→ **PROBLEM TO SOLVE**:
Write out all of the data without omission, exactly as shown.

begin

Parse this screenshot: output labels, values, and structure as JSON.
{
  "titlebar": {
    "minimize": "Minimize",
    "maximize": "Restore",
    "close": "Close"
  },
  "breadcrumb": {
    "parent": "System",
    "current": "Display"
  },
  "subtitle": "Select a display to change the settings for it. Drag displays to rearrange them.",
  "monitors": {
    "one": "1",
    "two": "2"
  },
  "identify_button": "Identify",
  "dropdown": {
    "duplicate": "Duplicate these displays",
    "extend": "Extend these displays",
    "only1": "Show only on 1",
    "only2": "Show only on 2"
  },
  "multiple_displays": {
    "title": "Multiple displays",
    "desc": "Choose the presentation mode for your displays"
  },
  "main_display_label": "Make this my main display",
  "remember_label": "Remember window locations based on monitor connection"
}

end

→ **RESULT OF THE EXERCISE**:
Parse this screenshot: output labels, values, and structure as JSON.
{
  "titlebar": {
    "minimize": "Minimize",
    "maximize": "Restore",
    "close": "Close"
  },
  "breadcrumb": {
    "parent": "System",
    "current": "Display"
  },
  "subtitle": "Select a display to change the settings for it. Drag displays to rearrange them.",
  "monitors": {
    "one": "1",
    "two": "2"
  },
  "identify_button": "Identify",
  "dropdown": {
    "duplicate": "Duplicate these displays",
    "extend": "Extend these displays",
    "only1": "Show only on 1",
    "only2": "Show only on 2"
  },
  "multiple_displays": {
    "title": "Multiple displays",
    "desc": "Choose the presentation mode for your displays"
  },
  "main_display_label": "Make this my main display",
  "remember_label": "Remember window locations based on monitor connection"
}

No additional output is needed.